▸ **Given task**: Copy the entries below exactly. Images do not belong in the copy.

▸ **Entries**:
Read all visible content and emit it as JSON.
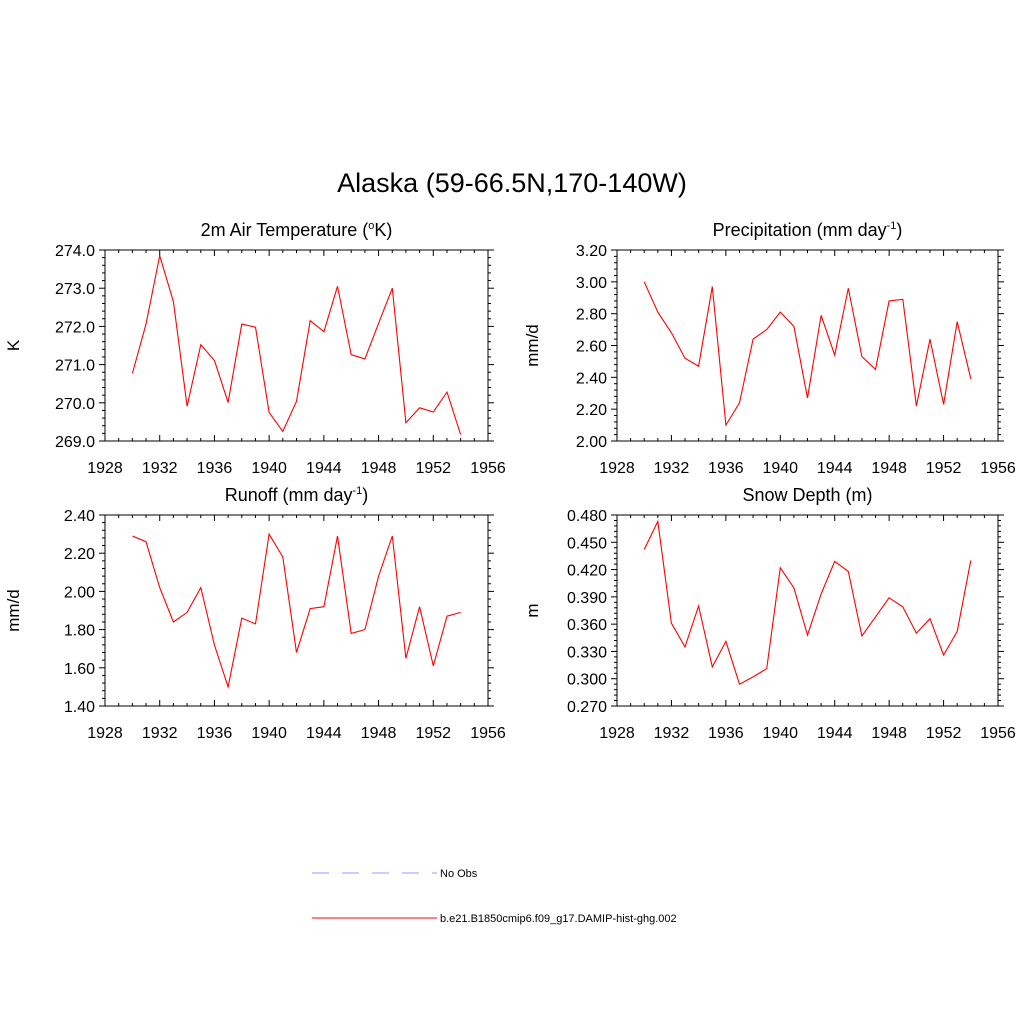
{
  "figure": {
    "title": "Alaska (59-66.5N,170-140W)"
  },
  "chart_data": [
    {
      "type": "line",
      "title": "2m Air Temperature (",
      "title_sup": "o",
      "title_after": "K)",
      "ylabel": "K",
      "xlim": [
        1928,
        1956
      ],
      "ylim": [
        269.0,
        274.0
      ],
      "xticks": [
        1928,
        1932,
        1936,
        1940,
        1944,
        1948,
        1952,
        1956
      ],
      "yticks": [
        "269.0",
        "270.0",
        "271.0",
        "272.0",
        "273.0",
        "274.0"
      ],
      "series": [
        {
          "name": "b.e21.B1850cmip6.f09_g17.DAMIP-hist-ghg.002",
          "x": [
            1930,
            1931,
            1932,
            1933,
            1934,
            1935,
            1936,
            1937,
            1938,
            1939,
            1940,
            1941,
            1942,
            1943,
            1944,
            1945,
            1946,
            1947,
            1948,
            1949,
            1950,
            1951,
            1952,
            1953,
            1954
          ],
          "values": [
            270.77,
            272.06,
            273.85,
            272.65,
            269.91,
            271.52,
            271.11,
            270.01,
            272.06,
            271.98,
            269.75,
            269.25,
            270.04,
            272.15,
            271.86,
            273.05,
            271.26,
            271.15,
            272.08,
            273.0,
            269.48,
            269.87,
            269.76,
            270.28,
            269.17
          ]
        }
      ]
    },
    {
      "type": "line",
      "title": "Precipitation (mm day",
      "title_sup": "-1",
      "title_after": ")",
      "ylabel": "mm/d",
      "xlim": [
        1928,
        1956
      ],
      "ylim": [
        2.0,
        3.2
      ],
      "xticks": [
        1928,
        1932,
        1936,
        1940,
        1944,
        1948,
        1952,
        1956
      ],
      "yticks": [
        "2.00",
        "2.20",
        "2.40",
        "2.60",
        "2.80",
        "3.00",
        "3.20"
      ],
      "series": [
        {
          "name": "b.e21.B1850cmip6.f09_g17.DAMIP-hist-ghg.002",
          "x": [
            1930,
            1931,
            1932,
            1933,
            1934,
            1935,
            1936,
            1937,
            1938,
            1939,
            1940,
            1941,
            1942,
            1943,
            1944,
            1945,
            1946,
            1947,
            1948,
            1949,
            1950,
            1951,
            1952,
            1953,
            1954
          ],
          "values": [
            3.0,
            2.81,
            2.68,
            2.52,
            2.47,
            2.97,
            2.1,
            2.24,
            2.64,
            2.7,
            2.81,
            2.72,
            2.27,
            2.79,
            2.54,
            2.96,
            2.53,
            2.45,
            2.88,
            2.89,
            2.22,
            2.64,
            2.23,
            2.75,
            2.39
          ]
        }
      ]
    },
    {
      "type": "line",
      "title": "Runoff (mm day",
      "title_sup": "-1",
      "title_after": ")",
      "ylabel": "mm/d",
      "xlim": [
        1928,
        1956
      ],
      "ylim": [
        1.4,
        2.4
      ],
      "xticks": [
        1928,
        1932,
        1936,
        1940,
        1944,
        1948,
        1952,
        1956
      ],
      "yticks": [
        "1.40",
        "1.60",
        "1.80",
        "2.00",
        "2.20",
        "2.40"
      ],
      "series": [
        {
          "name": "b.e21.B1850cmip6.f09_g17.DAMIP-hist-ghg.002",
          "x": [
            1930,
            1931,
            1932,
            1933,
            1934,
            1935,
            1936,
            1937,
            1938,
            1939,
            1940,
            1941,
            1942,
            1943,
            1944,
            1945,
            1946,
            1947,
            1948,
            1949,
            1950,
            1951,
            1952,
            1953,
            1954
          ],
          "values": [
            2.29,
            2.26,
            2.02,
            1.84,
            1.89,
            2.02,
            1.72,
            1.5,
            1.86,
            1.83,
            2.3,
            2.18,
            1.68,
            1.91,
            1.92,
            2.29,
            1.78,
            1.8,
            2.08,
            2.29,
            1.65,
            1.92,
            1.61,
            1.87,
            1.89
          ]
        }
      ]
    },
    {
      "type": "line",
      "title": "Snow Depth (m)",
      "title_sup": "",
      "title_after": "",
      "ylabel": "m",
      "xlim": [
        1928,
        1956
      ],
      "ylim": [
        0.27,
        0.48
      ],
      "xticks": [
        1928,
        1932,
        1936,
        1940,
        1944,
        1948,
        1952,
        1956
      ],
      "yticks": [
        "0.270",
        "0.300",
        "0.330",
        "0.360",
        "0.390",
        "0.420",
        "0.450",
        "0.480"
      ],
      "series": [
        {
          "name": "b.e21.B1850cmip6.f09_g17.DAMIP-hist-ghg.002",
          "x": [
            1930,
            1931,
            1932,
            1933,
            1934,
            1935,
            1936,
            1937,
            1938,
            1939,
            1940,
            1941,
            1942,
            1943,
            1944,
            1945,
            1946,
            1947,
            1948,
            1949,
            1950,
            1951,
            1952,
            1953,
            1954
          ],
          "values": [
            0.442,
            0.473,
            0.361,
            0.335,
            0.38,
            0.313,
            0.341,
            0.294,
            0.302,
            0.311,
            0.422,
            0.4,
            0.348,
            0.393,
            0.429,
            0.418,
            0.347,
            0.368,
            0.389,
            0.379,
            0.35,
            0.366,
            0.326,
            0.352,
            0.43
          ]
        }
      ]
    }
  ],
  "legend": {
    "entries": [
      {
        "label": "No Obs",
        "color": "#9999ff",
        "style": "dashed"
      },
      {
        "label": "b.e21.B1850cmip6.f09_g17.DAMIP-hist-ghg.002",
        "color": "#ff0000",
        "style": "solid"
      }
    ]
  },
  "colors": {
    "series_line": "#ff0000",
    "axes": "#000000"
  }
}
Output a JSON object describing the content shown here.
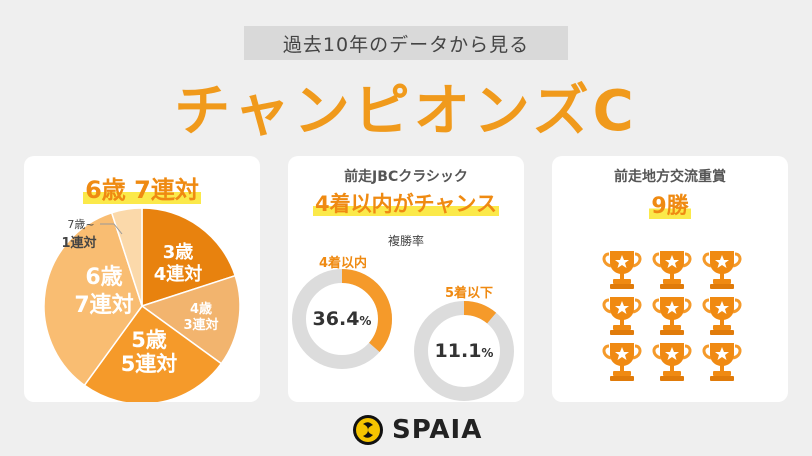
{
  "header": {
    "subtitle": "過去10年のデータから見る",
    "title": "チャンピオンズC"
  },
  "card1": {
    "headline": "6歳 7連対",
    "pie_labels": {
      "age3_line1": "3歳",
      "age3_line2": "4連対",
      "age4_line1": "4歳",
      "age4_line2": "3連対",
      "age5_line1": "5歳",
      "age5_line2": "5連対",
      "age6_line1": "6歳",
      "age6_line2": "7連対",
      "age7_line1": "7歳~",
      "age7_line2": "1連対"
    }
  },
  "card2": {
    "sub_headline": "前走JBCクラシック",
    "headline": "4着以内がチャンス",
    "metric_label": "複勝率",
    "donut1_label": "4着以内",
    "donut1_value": "36.4",
    "donut2_label": "5着以下",
    "donut2_value": "11.1",
    "percent_sign": "%"
  },
  "card3": {
    "sub_headline": "前走地方交流重賞",
    "headline": "9勝",
    "trophy_count": 9
  },
  "logo": {
    "text": "SPAIA"
  },
  "colors": {
    "accent": "#f09a1c",
    "highlight": "#fbe94a",
    "age3": "#e8820e",
    "age4": "#f2b46e",
    "age5": "#f59a2a",
    "age6": "#f9bd72",
    "age7": "#fbd9aa",
    "donut_track": "#dcdcdc"
  },
  "chart_data": [
    {
      "type": "pie",
      "categories": [
        "3歳",
        "4歳",
        "5歳",
        "6歳",
        "7歳~"
      ],
      "values": [
        4,
        3,
        5,
        7,
        1
      ]
    },
    {
      "type": "pie",
      "categories": [
        "4着以内"
      ],
      "values": [
        36.4
      ]
    },
    {
      "type": "pie",
      "categories": [
        "5着以下"
      ],
      "values": [
        11.1
      ]
    }
  ]
}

▸ **Task output**:
Read all visible content and emit it as JSON.
{
  "figure": {
    "title": "Alaska (59-66.5N,170-140W)"
  },
  "chart_data": [
    {
      "type": "line",
      "title": "2m Air Temperature (",
      "title_sup": "o",
      "title_after": "K)",
      "ylabel": "K",
      "xlim": [
        1928,
        1956
      ],
      "ylim": [
        269.0,
        274.0
      ],
      "xticks": [
        1928,
        1932,
        1936,
        1940,
        1944,
        1948,
        1952,
        1956
      ],
      "yticks": [
        "269.0",
        "270.0",
        "271.0",
        "272.0",
        "273.0",
        "274.0"
      ],
      "series": [
        {
          "name": "b.e21.B1850cmip6.f09_g17.DAMIP-hist-ghg.002",
          "x": [
            1930,
            1931,
            1932,
            1933,
            1934,
            1935,
            1936,
            1937,
            1938,
            1939,
            1940,
            1941,
            1942,
            1943,
            1944,
            1945,
            1946,
            1947,
            1948,
            1949,
            1950,
            1951,
            1952,
            1953,
            1954
          ],
          "values": [
            270.77,
            272.06,
            273.85,
            272.65,
            269.91,
            271.52,
            271.11,
            270.01,
            272.06,
            271.98,
            269.75,
            269.25,
            270.04,
            272.15,
            271.86,
            273.05,
            271.26,
            271.15,
            272.08,
            273.0,
            269.48,
            269.87,
            269.76,
            270.28,
            269.17
          ]
        }
      ]
    },
    {
      "type": "line",
      "title": "Precipitation (mm day",
      "title_sup": "-1",
      "title_after": ")",
      "ylabel": "mm/d",
      "xlim": [
        1928,
        1956
      ],
      "ylim": [
        2.0,
        3.2
      ],
      "xticks": [
        1928,
        1932,
        1936,
        1940,
        1944,
        1948,
        1952,
        1956
      ],
      "yticks": [
        "2.00",
        "2.20",
        "2.40",
        "2.60",
        "2.80",
        "3.00",
        "3.20"
      ],
      "series": [
        {
          "name": "b.e21.B1850cmip6.f09_g17.DAMIP-hist-ghg.002",
          "x": [
            1930,
            1931,
            1932,
            1933,
            1934,
            1935,
            1936,
            1937,
            1938,
            1939,
            1940,
            1941,
            1942,
            1943,
            1944,
            1945,
            1946,
            1947,
            1948,
            1949,
            1950,
            1951,
            1952,
            1953,
            1954
          ],
          "values": [
            3.0,
            2.81,
            2.68,
            2.52,
            2.47,
            2.97,
            2.1,
            2.24,
            2.64,
            2.7,
            2.81,
            2.72,
            2.27,
            2.79,
            2.54,
            2.96,
            2.53,
            2.45,
            2.88,
            2.89,
            2.22,
            2.64,
            2.23,
            2.75,
            2.39
          ]
        }
      ]
    },
    {
      "type": "line",
      "title": "Runoff (mm day",
      "title_sup": "-1",
      "title_after": ")",
      "ylabel": "mm/d",
      "xlim": [
        1928,
        1956
      ],
      "ylim": [
        1.4,
        2.4
      ],
      "xticks": [
        1928,
        1932,
        1936,
        1940,
        1944,
        1948,
        1952,
        1956
      ],
      "yticks": [
        "1.40",
        "1.60",
        "1.80",
        "2.00",
        "2.20",
        "2.40"
      ],
      "series": [
        {
          "name": "b.e21.B1850cmip6.f09_g17.DAMIP-hist-ghg.002",
          "x": [
            1930,
            1931,
            1932,
            1933,
            1934,
            1935,
            1936,
            1937,
            1938,
            1939,
            1940,
            1941,
            1942,
            1943,
            1944,
            1945,
            1946,
            1947,
            1948,
            1949,
            1950,
            1951,
            1952,
            1953,
            1954
          ],
          "values": [
            2.29,
            2.26,
            2.02,
            1.84,
            1.89,
            2.02,
            1.72,
            1.5,
            1.86,
            1.83,
            2.3,
            2.18,
            1.68,
            1.91,
            1.92,
            2.29,
            1.78,
            1.8,
            2.08,
            2.29,
            1.65,
            1.92,
            1.61,
            1.87,
            1.89
          ]
        }
      ]
    },
    {
      "type": "line",
      "title": "Snow Depth (m)",
      "title_sup": "",
      "title_after": "",
      "ylabel": "m",
      "xlim": [
        1928,
        1956
      ],
      "ylim": [
        0.27,
        0.48
      ],
      "xticks": [
        1928,
        1932,
        1936,
        1940,
        1944,
        1948,
        1952,
        1956
      ],
      "yticks": [
        "0.270",
        "0.300",
        "0.330",
        "0.360",
        "0.390",
        "0.420",
        "0.450",
        "0.480"
      ],
      "series": [
        {
          "name": "b.e21.B1850cmip6.f09_g17.DAMIP-hist-ghg.002",
          "x": [
            1930,
            1931,
            1932,
            1933,
            1934,
            1935,
            1936,
            1937,
            1938,
            1939,
            1940,
            1941,
            1942,
            1943,
            1944,
            1945,
            1946,
            1947,
            1948,
            1949,
            1950,
            1951,
            1952,
            1953,
            1954
          ],
          "values": [
            0.442,
            0.473,
            0.361,
            0.335,
            0.38,
            0.313,
            0.341,
            0.294,
            0.302,
            0.311,
            0.422,
            0.4,
            0.348,
            0.393,
            0.429,
            0.418,
            0.347,
            0.368,
            0.389,
            0.379,
            0.35,
            0.366,
            0.326,
            0.352,
            0.43
          ]
        }
      ]
    }
  ],
  "legend": {
    "entries": [
      {
        "label": "No Obs",
        "color": "#9999ff",
        "style": "dashed"
      },
      {
        "label": "b.e21.B1850cmip6.f09_g17.DAMIP-hist-ghg.002",
        "color": "#ff0000",
        "style": "solid"
      }
    ]
  },
  "colors": {
    "series_line": "#ff0000",
    "axes": "#000000"
  }
}
Output a JSON object describing the content shown here.
{
  "header": {
    "subtitle": "過去10年のデータから見る",
    "title": "チャンピオンズC"
  },
  "card1": {
    "headline": "6歳 7連対",
    "pie_labels": {
      "age3_line1": "3歳",
      "age3_line2": "4連対",
      "age4_line1": "4歳",
      "age4_line2": "3連対",
      "age5_line1": "5歳",
      "age5_line2": "5連対",
      "age6_line1": "6歳",
      "age6_line2": "7連対",
      "age7_line1": "7歳~",
      "age7_line2": "1連対"
    }
  },
  "card2": {
    "sub_headline": "前走JBCクラシック",
    "headline": "4着以内がチャンス",
    "metric_label": "複勝率",
    "donut1_label": "4着以内",
    "donut1_value": "36.4",
    "donut2_label": "5着以下",
    "donut2_value": "11.1",
    "percent_sign": "%"
  },
  "card3": {
    "sub_headline": "前走地方交流重賞",
    "headline": "9勝",
    "trophy_count": 9
  },
  "logo": {
    "text": "SPAIA"
  },
  "colors": {
    "accent": "#f09a1c",
    "highlight": "#fbe94a",
    "age3": "#e8820e",
    "age4": "#f2b46e",
    "age5": "#f59a2a",
    "age6": "#f9bd72",
    "age7": "#fbd9aa",
    "donut_track": "#dcdcdc"
  },
  "chart_data": [
    {
      "type": "pie",
      "categories": [
        "3歳",
        "4歳",
        "5歳",
        "6歳",
        "7歳~"
      ],
      "values": [
        4,
        3,
        5,
        7,
        1
      ]
    },
    {
      "type": "pie",
      "categories": [
        "4着以内"
      ],
      "values": [
        36.4
      ]
    },
    {
      "type": "pie",
      "categories": [
        "5着以下"
      ],
      "values": [
        11.1
      ]
    }
  ]
}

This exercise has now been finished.